INPUT DATA =>

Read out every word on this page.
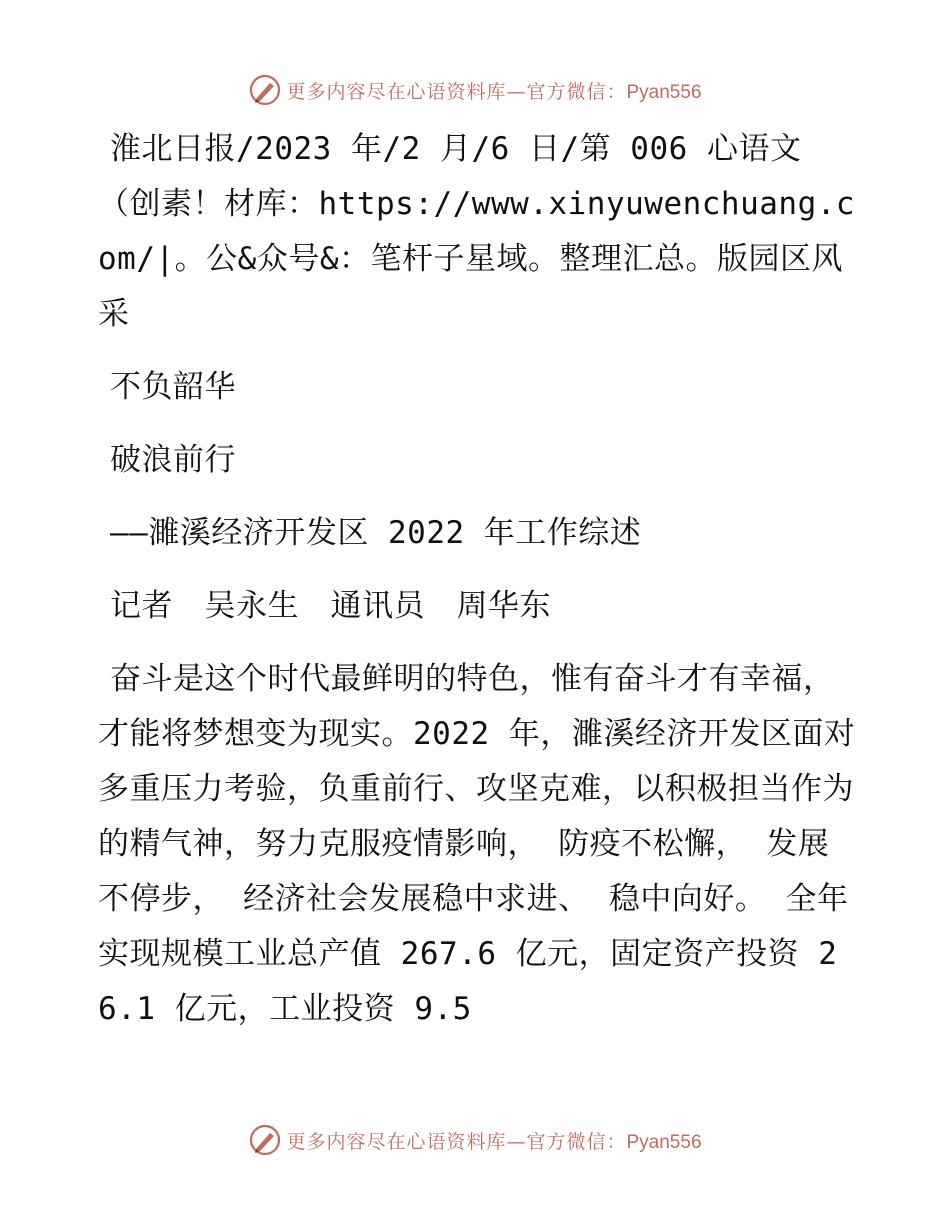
更多内容尽在心语资料库—官方微信：Pyan556

淮北日报/2023 年/2 月/6 日/第 006 心语文（创素！材库：https://www.xinyuwenchuang.com/|。公&众号&：笔杆子星域。整理汇总。版园区风采

不负韶华

破浪前行

——濉溪经济开发区 2022 年工作综述

记者　吴永生　通讯员　周华东

奋斗是这个时代最鲜明的特色，惟有奋斗才有幸福，才能将梦想变为现实。2022 年，濉溪经济开发区面对多重压力考验，负重前行、攻坚克难，以积极担当作为的精气神，努力克服疫情影响， 防疫不松懈， 发展不停步， 经济社会发展稳中求进、 稳中向好。 全年实现规模工业总产值 267.6 亿元，固定资产投资 26.1 亿元，工业投资 9.5

更多内容尽在心语资料库—官方微信：Pyan556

SHORT PROBLEM => Reproduce the full listing faithfully, but do not carry over any pictures.

CORRECT RESULT =>
Read out every word on this page.
更多内容尽在心语资料库—官方微信：Pyan556

淮北日报/2023 年/2 月/6 日/第 006 心语文（创素！材库：https://www.xinyuwenchuang.com/|。公&众号&：笔杆子星域。整理汇总。版园区风采

不负韶华

破浪前行

——濉溪经济开发区 2022 年工作综述

记者　吴永生　通讯员　周华东

奋斗是这个时代最鲜明的特色，惟有奋斗才有幸福，才能将梦想变为现实。2022 年，濉溪经济开发区面对多重压力考验，负重前行、攻坚克难，以积极担当作为的精气神，努力克服疫情影响， 防疫不松懈， 发展不停步， 经济社会发展稳中求进、 稳中向好。 全年实现规模工业总产值 267.6 亿元，固定资产投资 26.1 亿元，工业投资 9.5

更多内容尽在心语资料库—官方微信：Pyan556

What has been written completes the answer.